▶ _What you will do_: Copy the data exactly; pictures stay out of the copy.

▶ _Data entries_:
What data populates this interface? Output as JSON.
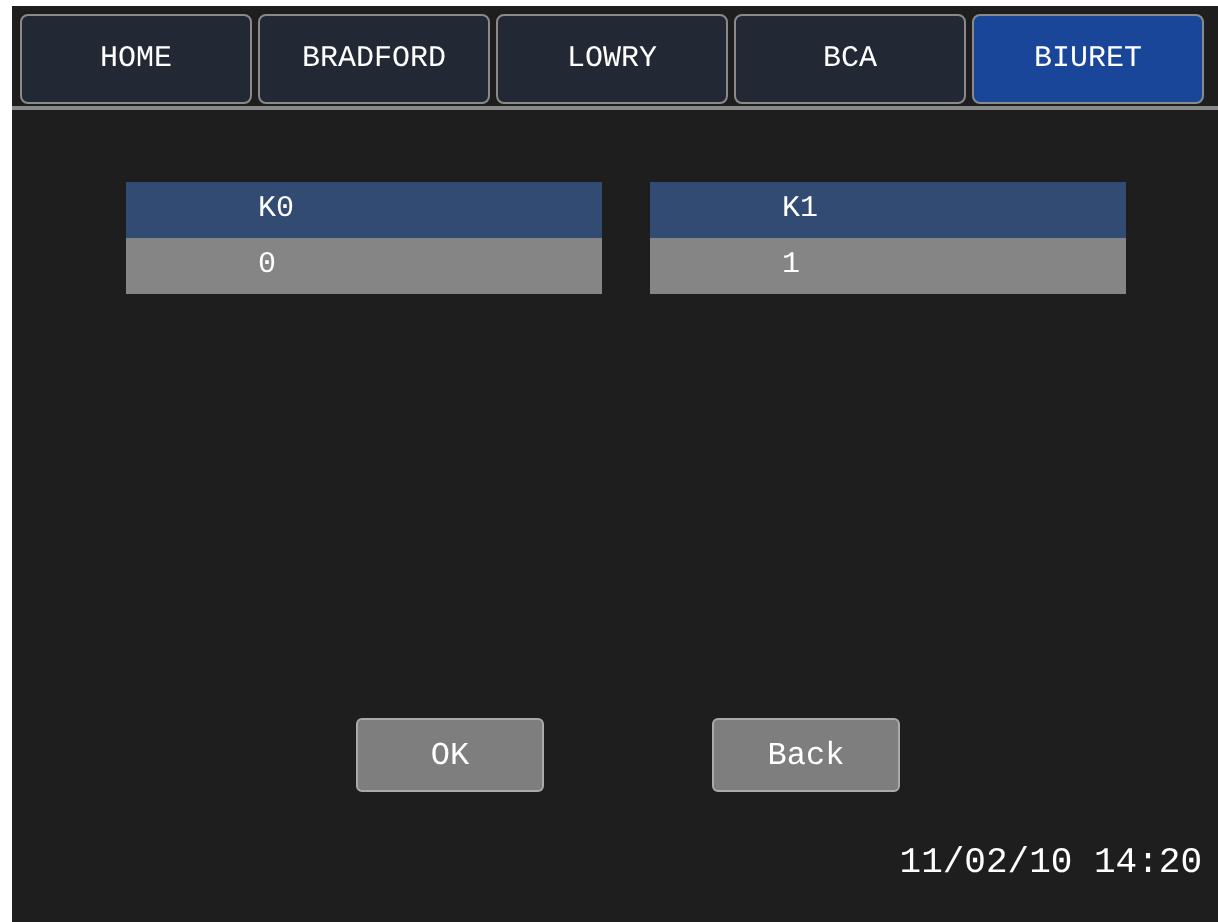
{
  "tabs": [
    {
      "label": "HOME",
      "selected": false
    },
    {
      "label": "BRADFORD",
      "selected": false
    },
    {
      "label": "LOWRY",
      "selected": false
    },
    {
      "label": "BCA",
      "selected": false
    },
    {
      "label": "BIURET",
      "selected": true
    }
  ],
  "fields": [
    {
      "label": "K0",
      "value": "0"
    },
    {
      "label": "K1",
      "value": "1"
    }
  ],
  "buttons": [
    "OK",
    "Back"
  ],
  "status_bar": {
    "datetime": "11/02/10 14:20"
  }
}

▶ _Task response_:
What data populates this interface? Output as JSON.
{
  "tabs": [
    {
      "label": "HOME",
      "selected": false
    },
    {
      "label": "BRADFORD",
      "selected": false
    },
    {
      "label": "LOWRY",
      "selected": false
    },
    {
      "label": "BCA",
      "selected": false
    },
    {
      "label": "BIURET",
      "selected": true
    }
  ],
  "fields": [
    {
      "label": "K0",
      "value": "0"
    },
    {
      "label": "K1",
      "value": "1"
    }
  ],
  "buttons": [
    "OK",
    "Back"
  ],
  "status_bar": {
    "datetime": "11/02/10 14:20"
  }
}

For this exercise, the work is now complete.